Quoted passage »
▽
Keyword Planner not accurate? And Further Adwords Tests

10 replies
  • PPC/SEM
  • |
Howdy!

I just set up a test campaign with Adwords.
I haven't got any traffic yet but I have concern regarding the Suggested Bid from Keyword planner which is low comparing with what the Adwords Campaign is suggesting.

This is for a spanish campaign in Google Mexico.

In Keyword Planner, the keyword has low competition, high traffic (22k a month) and a suggested bid of $0.08.

But once I put this keyword in the campaign it tells me that the suggested bid is $1? If I add the $1 as my suggested bid it tells me that I may get 1 click a day for $0.48 - $0.64.

My campaign is for the Search Network only.

Something here does not make sense, or there is something I don't understand!

Can someone here shed some light into this? what variables I'm not seeing?
△
Problems »
• 1. Answer these questions using the forum post about Keyword Planner bids, one line each, marked (a), (b), (c):
(a) Which country's Google is the campaign aimed at?
(b) What suggested bid does Keyword Planner show for the keyword?
(c) Which network is the campaign set to run on?
• 2. Shorten the paragraph beginning "But once I put this keyword" in the forum post about Keyword Planner bids, keeping its main facts.
• 3. Carry on writing the forum post about Keyword Planner bids from its last line.

Source data »
▽
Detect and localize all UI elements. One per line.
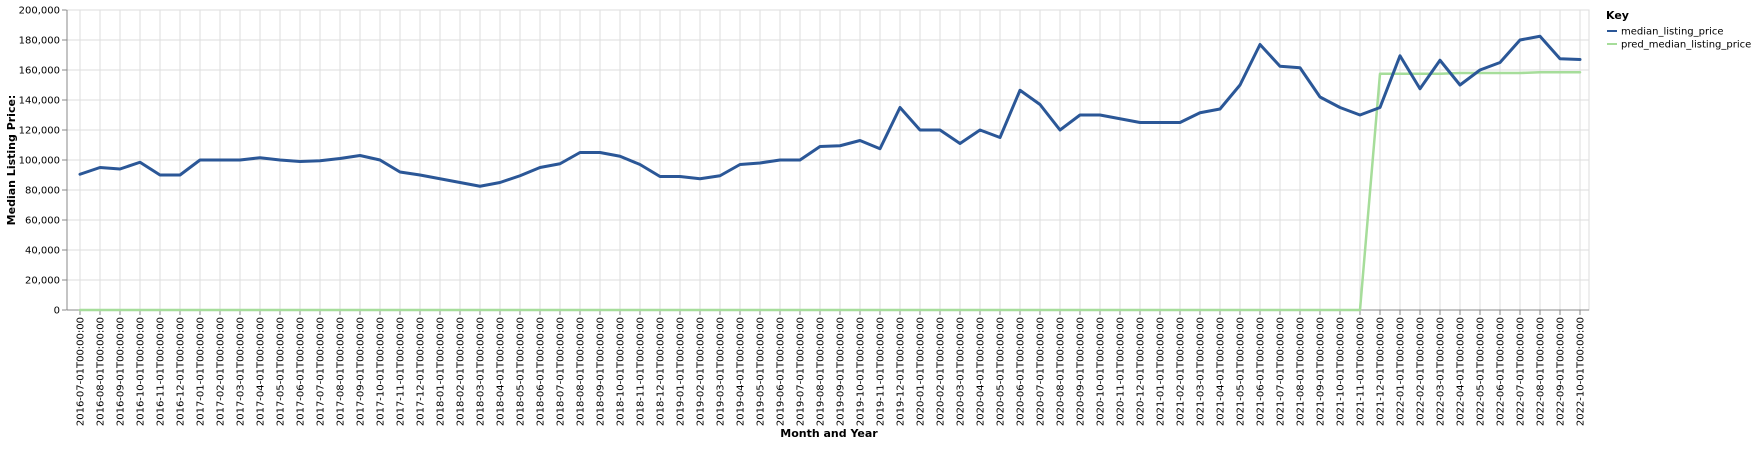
△
Written answers »
• 1.
(a) Mexico
(b) $0.08
(c) The Search Network only

• 2. In the campaign, the same keyword shows a suggested bid of $1. Bidding $1 is estimated to bring about 1 click a day, at $0.48 to $0.64.

• 3.
#accurate #keyword #planner
  • Profile picture of the author edumira
    Alright I have just run this for a day with no bad results at all except on sales. Seems that CB product does not sell very well.

    Anyway this is what I'm getting with the adwords campaign:
    Clicks: 151
    Impr: 943
    CTR: 16.01%
    Avg. CPC: €0.11
    Cost: €16.97
    Avg. Pos: 1.8

    -----
    Prosper202 has different results:
    Clicks: 68
    Click Throughs: 48
    LP CTR: 64.71% (not bad I'd say?)

    -----

    Now the trouble bit:
    ClickBank analytics:
    Sales: ZERO.
    Hops: 109
    Order Form Impr: 11

    -----

    My Notes:
    Seems that while the campaign is doing well, the LP is working well, etc the Offer is not converting.
    Also I can see massive differences between what I get from Adwords, Prosper202 and Clickbank.

    -----

    My questions to the community..

    What would you do? Ditch this? or wait a couple of days to see how it fares? I may get some sales yet. The pay out for the offer is $27 and so far I have spent in adwords $19.22 (€17).

    Any ideas? I'm pretty new to adwords and this is a trial. So any insights would be welcome!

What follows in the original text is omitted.